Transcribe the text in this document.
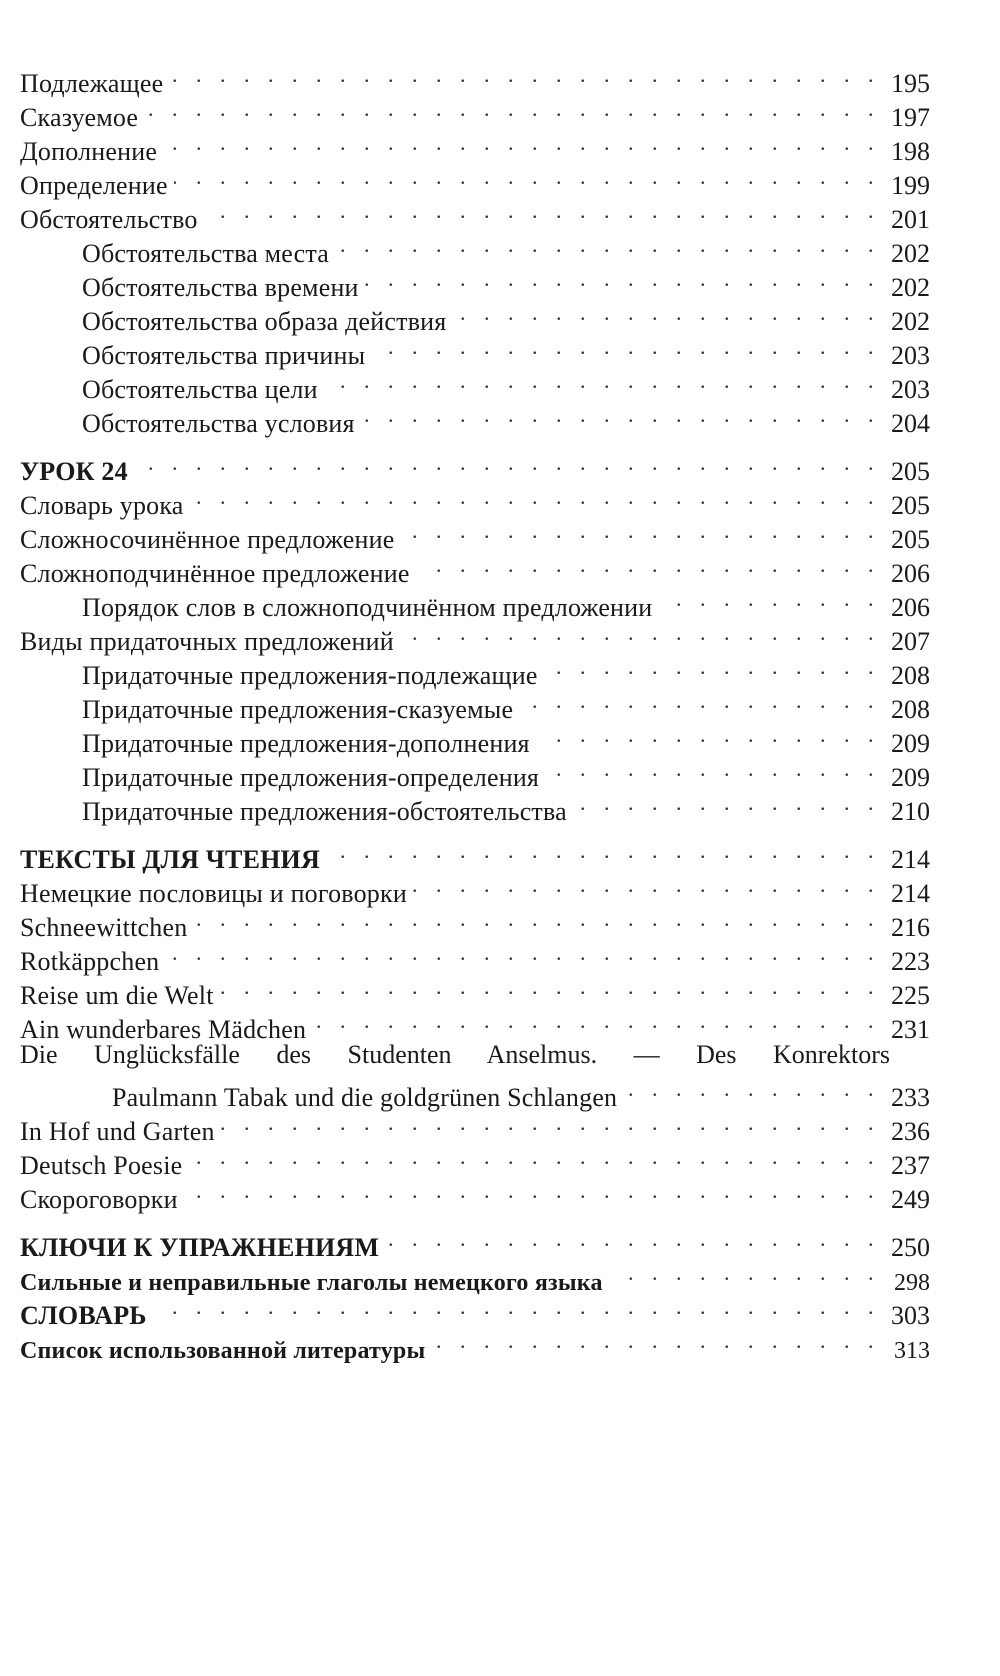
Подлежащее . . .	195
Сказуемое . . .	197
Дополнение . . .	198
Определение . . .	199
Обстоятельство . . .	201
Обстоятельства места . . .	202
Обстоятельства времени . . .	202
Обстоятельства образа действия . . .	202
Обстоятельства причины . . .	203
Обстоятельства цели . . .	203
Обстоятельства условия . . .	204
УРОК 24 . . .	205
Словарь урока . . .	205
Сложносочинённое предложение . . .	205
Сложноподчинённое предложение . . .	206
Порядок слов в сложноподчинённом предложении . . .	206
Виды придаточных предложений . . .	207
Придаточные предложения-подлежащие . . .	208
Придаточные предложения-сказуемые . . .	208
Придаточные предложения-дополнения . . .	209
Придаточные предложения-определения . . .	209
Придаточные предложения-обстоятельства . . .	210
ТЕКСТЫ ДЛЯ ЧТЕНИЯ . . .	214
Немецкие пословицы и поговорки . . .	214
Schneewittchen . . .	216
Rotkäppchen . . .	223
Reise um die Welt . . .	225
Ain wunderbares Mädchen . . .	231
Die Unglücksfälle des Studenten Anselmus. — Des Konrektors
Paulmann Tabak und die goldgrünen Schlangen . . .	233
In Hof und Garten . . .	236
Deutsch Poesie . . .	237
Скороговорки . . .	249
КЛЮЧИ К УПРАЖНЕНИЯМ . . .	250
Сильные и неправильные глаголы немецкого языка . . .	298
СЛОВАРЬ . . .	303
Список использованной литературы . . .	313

----

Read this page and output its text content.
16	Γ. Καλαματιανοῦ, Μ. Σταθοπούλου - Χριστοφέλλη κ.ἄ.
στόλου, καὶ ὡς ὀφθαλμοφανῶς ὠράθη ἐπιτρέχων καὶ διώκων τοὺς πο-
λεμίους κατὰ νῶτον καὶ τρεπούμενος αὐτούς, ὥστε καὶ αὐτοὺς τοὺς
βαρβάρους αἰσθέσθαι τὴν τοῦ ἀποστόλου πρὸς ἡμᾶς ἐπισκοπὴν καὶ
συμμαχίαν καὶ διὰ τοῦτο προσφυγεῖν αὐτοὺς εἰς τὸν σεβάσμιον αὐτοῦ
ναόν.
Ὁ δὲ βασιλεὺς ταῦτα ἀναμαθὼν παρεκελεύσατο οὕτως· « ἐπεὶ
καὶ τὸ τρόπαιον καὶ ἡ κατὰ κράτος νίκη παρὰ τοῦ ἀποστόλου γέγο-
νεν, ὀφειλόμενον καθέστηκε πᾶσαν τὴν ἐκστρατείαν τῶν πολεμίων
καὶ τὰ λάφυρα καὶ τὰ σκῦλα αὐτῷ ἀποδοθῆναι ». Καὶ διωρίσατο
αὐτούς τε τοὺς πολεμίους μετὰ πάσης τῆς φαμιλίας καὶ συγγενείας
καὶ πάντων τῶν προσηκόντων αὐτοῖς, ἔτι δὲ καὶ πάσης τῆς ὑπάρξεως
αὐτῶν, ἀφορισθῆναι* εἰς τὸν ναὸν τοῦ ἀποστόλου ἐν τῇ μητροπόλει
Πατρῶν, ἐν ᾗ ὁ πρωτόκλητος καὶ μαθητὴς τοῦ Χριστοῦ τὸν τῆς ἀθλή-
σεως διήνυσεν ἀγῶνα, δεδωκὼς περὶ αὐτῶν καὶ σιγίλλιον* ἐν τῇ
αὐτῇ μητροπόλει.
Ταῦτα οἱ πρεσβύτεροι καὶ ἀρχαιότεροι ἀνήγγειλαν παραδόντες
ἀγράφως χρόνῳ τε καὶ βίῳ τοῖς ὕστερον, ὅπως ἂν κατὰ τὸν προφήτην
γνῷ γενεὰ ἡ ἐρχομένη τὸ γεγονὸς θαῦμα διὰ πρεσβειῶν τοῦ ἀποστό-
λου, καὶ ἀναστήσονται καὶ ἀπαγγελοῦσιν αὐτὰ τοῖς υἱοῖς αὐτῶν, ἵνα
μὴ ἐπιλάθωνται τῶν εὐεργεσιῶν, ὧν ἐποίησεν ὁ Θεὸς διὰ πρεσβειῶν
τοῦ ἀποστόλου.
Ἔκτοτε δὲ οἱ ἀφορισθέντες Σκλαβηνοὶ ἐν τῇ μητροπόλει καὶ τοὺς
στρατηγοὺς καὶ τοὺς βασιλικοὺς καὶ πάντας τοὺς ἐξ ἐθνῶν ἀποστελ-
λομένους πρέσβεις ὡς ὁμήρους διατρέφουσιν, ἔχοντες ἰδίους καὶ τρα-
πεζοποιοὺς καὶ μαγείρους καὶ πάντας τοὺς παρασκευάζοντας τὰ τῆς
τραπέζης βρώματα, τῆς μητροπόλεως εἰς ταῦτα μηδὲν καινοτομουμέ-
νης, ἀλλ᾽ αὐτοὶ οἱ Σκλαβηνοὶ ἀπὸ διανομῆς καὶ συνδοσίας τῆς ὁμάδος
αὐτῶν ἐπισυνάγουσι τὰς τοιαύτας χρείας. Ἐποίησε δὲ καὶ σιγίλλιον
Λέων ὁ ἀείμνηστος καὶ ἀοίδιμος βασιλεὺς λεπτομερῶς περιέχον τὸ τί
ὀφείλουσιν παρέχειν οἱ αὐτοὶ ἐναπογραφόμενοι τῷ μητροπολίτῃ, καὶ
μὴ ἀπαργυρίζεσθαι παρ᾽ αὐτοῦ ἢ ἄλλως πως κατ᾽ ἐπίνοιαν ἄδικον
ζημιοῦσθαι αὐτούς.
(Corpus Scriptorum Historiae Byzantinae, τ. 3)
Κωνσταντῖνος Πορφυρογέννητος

----

Written request: Go through the data and gather every line that holds "πρεσβειῶν".

The response:
γνῷ γενεὰ ἡ ἐρχομένη τὸ γεγονὸς θαῦμα διὰ πρεσβειῶν τοῦ ἀποστό-
μὴ ἐπιλάθωνται τῶν εὐεργεσιῶν, ὧν ἐποίησεν ὁ Θεὸς διὰ πρεσβειῶν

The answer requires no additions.